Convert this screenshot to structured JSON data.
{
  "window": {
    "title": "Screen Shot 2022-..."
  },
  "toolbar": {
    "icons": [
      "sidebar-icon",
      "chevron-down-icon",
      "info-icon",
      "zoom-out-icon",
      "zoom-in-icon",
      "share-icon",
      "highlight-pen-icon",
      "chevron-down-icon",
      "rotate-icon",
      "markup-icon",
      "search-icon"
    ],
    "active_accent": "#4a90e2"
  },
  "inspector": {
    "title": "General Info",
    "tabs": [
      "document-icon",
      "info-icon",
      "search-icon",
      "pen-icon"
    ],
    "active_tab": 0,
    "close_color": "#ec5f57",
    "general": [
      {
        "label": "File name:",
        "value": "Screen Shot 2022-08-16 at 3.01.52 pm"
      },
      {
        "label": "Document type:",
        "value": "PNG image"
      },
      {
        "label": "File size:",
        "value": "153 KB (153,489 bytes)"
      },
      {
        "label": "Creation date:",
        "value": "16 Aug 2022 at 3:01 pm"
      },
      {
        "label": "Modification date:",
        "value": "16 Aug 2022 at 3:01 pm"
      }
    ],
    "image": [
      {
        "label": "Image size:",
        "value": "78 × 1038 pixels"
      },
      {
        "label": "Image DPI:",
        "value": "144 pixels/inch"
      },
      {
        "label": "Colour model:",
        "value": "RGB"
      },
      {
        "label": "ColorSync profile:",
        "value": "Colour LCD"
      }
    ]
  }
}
========================================
• _What needs to be done_:
Retype the listing exactly, in full.

• _Written answer_:
Convert this screenshot to structured JSON data.
{
  "window": {
    "title": "Screen Shot 2022-..."
  },
  "toolbar": {
    "icons": [
      "sidebar-icon",
      "chevron-down-icon",
      "info-icon",
      "zoom-out-icon",
      "zoom-in-icon",
      "share-icon",
      "highlight-pen-icon",
      "chevron-down-icon",
      "rotate-icon",
      "markup-icon",
      "search-icon"
    ],
    "active_accent": "#4a90e2"
  },
  "inspector": {
    "title": "General Info",
    "tabs": [
      "document-icon",
      "info-icon",
      "search-icon",
      "pen-icon"
    ],
    "active_tab": 0,
    "close_color": "#ec5f57",
    "general": [
      {
        "label": "File name:",
        "value": "Screen Shot 2022-08-16 at 3.01.52 pm"
      },
      {
        "label": "Document type:",
        "value": "PNG image"
      },
      {
        "label": "File size:",
        "value": "153 KB (153,489 bytes)"
      },
      {
        "label": "Creation date:",
        "value": "16 Aug 2022 at 3:01 pm"
      },
      {
        "label": "Modification date:",
        "value": "16 Aug 2022 at 3:01 pm"
      }
    ],
    "image": [
      {
        "label": "Image size:",
        "value": "78 × 1038 pixels"
      },
      {
        "label": "Image DPI:",
        "value": "144 pixels/inch"
      },
      {
        "label": "Colour model:",
        "value": "RGB"
      },
      {
        "label": "ColorSync profile:",
        "value": "Colour LCD"
      }
    ]
  }
}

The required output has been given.